[练习题组]:
A – 逐字复述下方节选文本的全部内容，不作任何改动。
B – 在记录中，从包含“cell: 39 bbox=[178, 419, 216, 449]”的那一行起，至包含“cell: 42 bbox=[214, 477, 264, 507]”的那一行止（首尾两行均包括在内），将其中的“GROSS”替换为“TOTAL”，其余内容保持不变，仅输出这些行。

==== 节选文本 ====

目的 探究固溶温度对Cu-3.4Ti合金初生相的回溶行为以及组织演变与力学性能协同调控的影响规律,为Cu-Ti合金后续时效与成形工艺优化提供理论依据。方法 结合Cu-Ti合金相图,在800、850、900、950 ℃下进行固溶处理实验。采用X射线衍射仪(XRD)分析物相;通过金相显微镜(OM)进行金相分析,观察合金的晶粒形貌;利用配备有能量色散光谱仪(EDS)和电子背散射衍射(EBSD)的扫描电子显微镜(SEM)分析合金的成分和微观组织;通过室温拉伸实验测试合金的抗拉强度和延伸率。结果 当固溶温度为800~950 ℃时,锻态合金中的Cu3Ti初生相基本回溶,显著提升了基体的过饱和度。随着温度的升高,合金晶粒逐渐长大,在950 ℃时出现晶界过烧及异常长大现象,组织稳定性下降。力学性能测试结果表明,随着温度的升高,抗拉强度先升高后降低,延伸率则持续下降。结论 固溶温度对锻态合金的组织特征、力学性能和加工成形性具有显著影响,经850 ℃固溶处理1 h后,Cu-3.4Ti合金表现出最佳的综合性能,抗拉强度达527.3 MPa,伸长率为51.1%,同时具有更好的加工成形性。

==== 数据记录 ====

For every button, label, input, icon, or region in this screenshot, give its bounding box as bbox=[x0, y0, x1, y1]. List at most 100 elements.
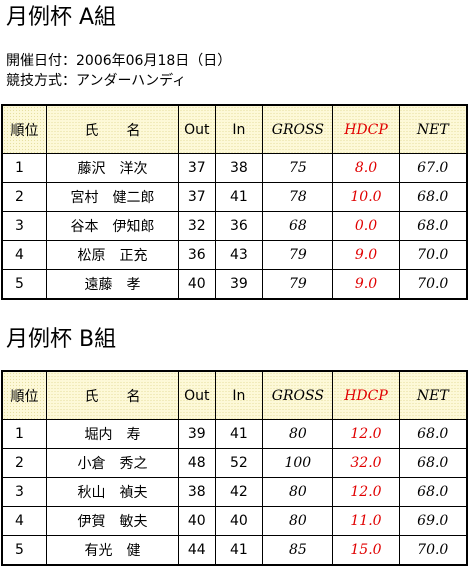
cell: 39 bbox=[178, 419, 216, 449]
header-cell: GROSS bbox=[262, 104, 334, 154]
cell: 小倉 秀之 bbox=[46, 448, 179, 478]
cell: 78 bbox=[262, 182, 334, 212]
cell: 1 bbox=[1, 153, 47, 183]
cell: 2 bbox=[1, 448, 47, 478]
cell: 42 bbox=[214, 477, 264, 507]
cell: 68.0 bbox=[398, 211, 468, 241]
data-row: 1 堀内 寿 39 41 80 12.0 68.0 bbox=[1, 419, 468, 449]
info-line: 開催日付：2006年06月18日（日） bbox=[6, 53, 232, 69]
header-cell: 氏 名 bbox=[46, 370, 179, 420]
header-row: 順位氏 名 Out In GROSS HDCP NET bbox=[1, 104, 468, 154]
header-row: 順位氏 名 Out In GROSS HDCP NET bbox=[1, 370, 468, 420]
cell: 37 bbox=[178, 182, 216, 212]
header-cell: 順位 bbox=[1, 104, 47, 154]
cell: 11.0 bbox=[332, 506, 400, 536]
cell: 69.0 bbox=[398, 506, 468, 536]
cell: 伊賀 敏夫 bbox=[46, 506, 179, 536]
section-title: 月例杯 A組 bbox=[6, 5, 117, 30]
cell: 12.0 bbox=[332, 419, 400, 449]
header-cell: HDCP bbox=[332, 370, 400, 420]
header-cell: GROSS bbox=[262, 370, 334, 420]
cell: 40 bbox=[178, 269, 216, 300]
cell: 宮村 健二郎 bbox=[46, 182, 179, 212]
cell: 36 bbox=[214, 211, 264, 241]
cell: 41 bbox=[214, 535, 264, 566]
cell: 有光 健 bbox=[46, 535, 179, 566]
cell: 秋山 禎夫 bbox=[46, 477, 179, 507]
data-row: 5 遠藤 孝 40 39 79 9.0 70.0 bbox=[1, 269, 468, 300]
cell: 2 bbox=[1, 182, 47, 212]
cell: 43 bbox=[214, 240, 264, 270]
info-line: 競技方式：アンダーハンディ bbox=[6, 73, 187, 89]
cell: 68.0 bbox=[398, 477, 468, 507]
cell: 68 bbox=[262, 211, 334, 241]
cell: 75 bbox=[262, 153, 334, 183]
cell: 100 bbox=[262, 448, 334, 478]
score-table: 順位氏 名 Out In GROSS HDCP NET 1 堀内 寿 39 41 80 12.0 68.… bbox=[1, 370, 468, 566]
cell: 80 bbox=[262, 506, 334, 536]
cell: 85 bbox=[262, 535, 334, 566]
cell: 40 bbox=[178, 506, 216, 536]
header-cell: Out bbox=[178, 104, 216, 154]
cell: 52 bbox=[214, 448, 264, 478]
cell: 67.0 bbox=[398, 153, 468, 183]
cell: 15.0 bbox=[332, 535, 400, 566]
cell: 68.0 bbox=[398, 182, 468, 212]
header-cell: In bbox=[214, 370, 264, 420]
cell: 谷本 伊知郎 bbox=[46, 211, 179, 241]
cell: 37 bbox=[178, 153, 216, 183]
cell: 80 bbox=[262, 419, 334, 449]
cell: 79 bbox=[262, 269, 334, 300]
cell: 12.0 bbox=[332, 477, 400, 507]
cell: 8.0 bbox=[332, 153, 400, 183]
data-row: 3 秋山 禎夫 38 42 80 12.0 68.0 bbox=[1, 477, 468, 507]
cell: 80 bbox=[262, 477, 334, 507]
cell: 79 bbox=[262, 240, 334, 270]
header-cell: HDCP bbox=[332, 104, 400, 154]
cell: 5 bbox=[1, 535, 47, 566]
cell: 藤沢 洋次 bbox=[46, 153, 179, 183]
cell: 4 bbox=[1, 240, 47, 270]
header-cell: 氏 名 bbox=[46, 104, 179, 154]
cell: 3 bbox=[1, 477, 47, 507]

====

[参考答案]:
A –
目的 探究固溶温度对Cu-3.4Ti合金初生相的回溶行为以及组织演变与力学性能协同调控的影响规律,为Cu-Ti合金后续时效与成形工艺优化提供理论依据。方法 结合Cu-Ti合金相图,在800、850、900、950 ℃下进行固溶处理实验。采用X射线衍射仪(XRD)分析物相;通过金相显微镜(OM)进行金相分析,观察合金的晶粒形貌;利用配备有能量色散光谱仪(EDS)和电子背散射衍射(EBSD)的扫描电子显微镜(SEM)分析合金的成分和微观组织;通过室温拉伸实验测试合金的抗拉强度和延伸率。结果 当固溶温度为800~950 ℃时,锻态合金中的Cu3Ti初生相基本回溶,显著提升了基体的过饱和度。随着温度的升高,合金晶粒逐渐长大,在950 ℃时出现晶界过烧及异常长大现象,组织稳定性下降。力学性能测试结果表明,随着温度的升高,抗拉强度先升高后降低,延伸率则持续下降。结论 固溶温度对锻态合金的组织特征、力学性能和加工成形性具有显著影响,经850 ℃固溶处理1 h后,Cu-3.4Ti合金表现出最佳的综合性能,抗拉强度达527.3 MPa,伸长率为51.1%,同时具有更好的加工成形性。

B –
cell: 39 bbox=[178, 419, 216, 449]
header-cell: TOTAL bbox=[262, 104, 334, 154]
cell: 小倉 秀之 bbox=[46, 448, 179, 478]
cell: 78 bbox=[262, 182, 334, 212]
cell: 1 bbox=[1, 153, 47, 183]
cell: 2 bbox=[1, 448, 47, 478]
cell: 42 bbox=[214, 477, 264, 507]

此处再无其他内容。